◆ **Challenge**
Produce an exact copy of all the records.

◆ **Extracted entries**
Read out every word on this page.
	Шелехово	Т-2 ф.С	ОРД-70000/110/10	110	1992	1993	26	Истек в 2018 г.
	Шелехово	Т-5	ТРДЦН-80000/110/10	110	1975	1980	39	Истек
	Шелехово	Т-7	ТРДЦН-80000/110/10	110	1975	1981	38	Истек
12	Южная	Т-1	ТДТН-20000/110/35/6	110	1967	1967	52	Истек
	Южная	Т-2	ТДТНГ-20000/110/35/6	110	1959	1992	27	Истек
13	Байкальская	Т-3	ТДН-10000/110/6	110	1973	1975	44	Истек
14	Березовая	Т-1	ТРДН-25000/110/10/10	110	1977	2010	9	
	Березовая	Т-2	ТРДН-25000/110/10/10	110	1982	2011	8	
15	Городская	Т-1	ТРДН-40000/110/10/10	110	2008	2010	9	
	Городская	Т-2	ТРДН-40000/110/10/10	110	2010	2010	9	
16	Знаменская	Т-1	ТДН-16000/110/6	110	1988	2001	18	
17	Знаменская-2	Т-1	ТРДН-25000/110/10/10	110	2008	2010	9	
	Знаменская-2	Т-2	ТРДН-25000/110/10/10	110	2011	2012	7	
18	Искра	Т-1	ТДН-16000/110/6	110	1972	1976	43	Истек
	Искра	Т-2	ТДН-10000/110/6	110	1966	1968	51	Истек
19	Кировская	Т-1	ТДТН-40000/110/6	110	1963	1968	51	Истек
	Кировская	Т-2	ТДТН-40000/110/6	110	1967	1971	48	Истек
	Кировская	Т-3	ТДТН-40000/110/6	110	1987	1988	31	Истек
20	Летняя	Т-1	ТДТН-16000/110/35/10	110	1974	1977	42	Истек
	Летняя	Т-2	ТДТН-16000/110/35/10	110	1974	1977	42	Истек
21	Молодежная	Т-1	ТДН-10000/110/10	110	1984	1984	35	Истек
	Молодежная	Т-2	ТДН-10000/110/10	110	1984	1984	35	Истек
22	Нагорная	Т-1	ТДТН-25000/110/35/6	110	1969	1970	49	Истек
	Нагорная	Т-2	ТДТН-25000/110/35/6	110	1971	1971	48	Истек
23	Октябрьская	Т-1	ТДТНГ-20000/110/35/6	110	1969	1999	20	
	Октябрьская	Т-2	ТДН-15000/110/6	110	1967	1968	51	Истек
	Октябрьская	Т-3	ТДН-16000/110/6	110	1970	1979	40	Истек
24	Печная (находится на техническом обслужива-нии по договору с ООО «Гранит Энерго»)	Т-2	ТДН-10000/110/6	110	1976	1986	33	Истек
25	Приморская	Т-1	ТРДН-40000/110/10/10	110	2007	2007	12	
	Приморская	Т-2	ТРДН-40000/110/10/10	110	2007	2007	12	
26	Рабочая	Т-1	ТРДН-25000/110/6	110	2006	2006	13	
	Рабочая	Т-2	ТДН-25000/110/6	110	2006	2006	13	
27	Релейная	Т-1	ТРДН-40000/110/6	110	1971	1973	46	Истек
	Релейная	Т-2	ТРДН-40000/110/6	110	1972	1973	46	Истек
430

◆ **Answer to the problem**
Read out every word on this page.
	Шелехово	Т-2 ф.С	ОРД-70000/110/10	110	1992	1993	26	Истек в 2018 г.
	Шелехово	Т-5	ТРДЦН-80000/110/10	110	1975	1980	39	Истек
	Шелехово	Т-7	ТРДЦН-80000/110/10	110	1975	1981	38	Истек
12	Южная	Т-1	ТДТН-20000/110/35/6	110	1967	1967	52	Истек
	Южная	Т-2	ТДТНГ-20000/110/35/6	110	1959	1992	27	Истек
13	Байкальская	Т-3	ТДН-10000/110/6	110	1973	1975	44	Истек
14	Березовая	Т-1	ТРДН-25000/110/10/10	110	1977	2010	9	
	Березовая	Т-2	ТРДН-25000/110/10/10	110	1982	2011	8	
15	Городская	Т-1	ТРДН-40000/110/10/10	110	2008	2010	9	
	Городская	Т-2	ТРДН-40000/110/10/10	110	2010	2010	9	
16	Знаменская	Т-1	ТДН-16000/110/6	110	1988	2001	18	
17	Знаменская-2	Т-1	ТРДН-25000/110/10/10	110	2008	2010	9	
	Знаменская-2	Т-2	ТРДН-25000/110/10/10	110	2011	2012	7	
18	Искра	Т-1	ТДН-16000/110/6	110	1972	1976	43	Истек
	Искра	Т-2	ТДН-10000/110/6	110	1966	1968	51	Истек
19	Кировская	Т-1	ТДТН-40000/110/6	110	1963	1968	51	Истек
	Кировская	Т-2	ТДТН-40000/110/6	110	1967	1971	48	Истек
	Кировская	Т-3	ТДТН-40000/110/6	110	1987	1988	31	Истек
20	Летняя	Т-1	ТДТН-16000/110/35/10	110	1974	1977	42	Истек
	Летняя	Т-2	ТДТН-16000/110/35/10	110	1974	1977	42	Истек
21	Молодежная	Т-1	ТДН-10000/110/10	110	1984	1984	35	Истек
	Молодежная	Т-2	ТДН-10000/110/10	110	1984	1984	35	Истек
22	Нагорная	Т-1	ТДТН-25000/110/35/6	110	1969	1970	49	Истек
	Нагорная	Т-2	ТДТН-25000/110/35/6	110	1971	1971	48	Истек
23	Октябрьская	Т-1	ТДТНГ-20000/110/35/6	110	1969	1999	20	
	Октябрьская	Т-2	ТДН-15000/110/6	110	1967	1968	51	Истек
	Октябрьская	Т-3	ТДН-16000/110/6	110	1970	1979	40	Истек
24	Печная (находится на техническом обслужива-нии по договору с ООО «Гранит Энерго»)	Т-2	ТДН-10000/110/6	110	1976	1986	33	Истек
25	Приморская	Т-1	ТРДН-40000/110/10/10	110	2007	2007	12	
	Приморская	Т-2	ТРДН-40000/110/10/10	110	2007	2007	12	
26	Рабочая	Т-1	ТРДН-25000/110/6	110	2006	2006	13	
	Рабочая	Т-2	ТДН-25000/110/6	110	2006	2006	13	
27	Релейная	Т-1	ТРДН-40000/110/6	110	1971	1973	46	Истек
	Релейная	Т-2	ТРДН-40000/110/6	110	1972	1973	46	Истек
430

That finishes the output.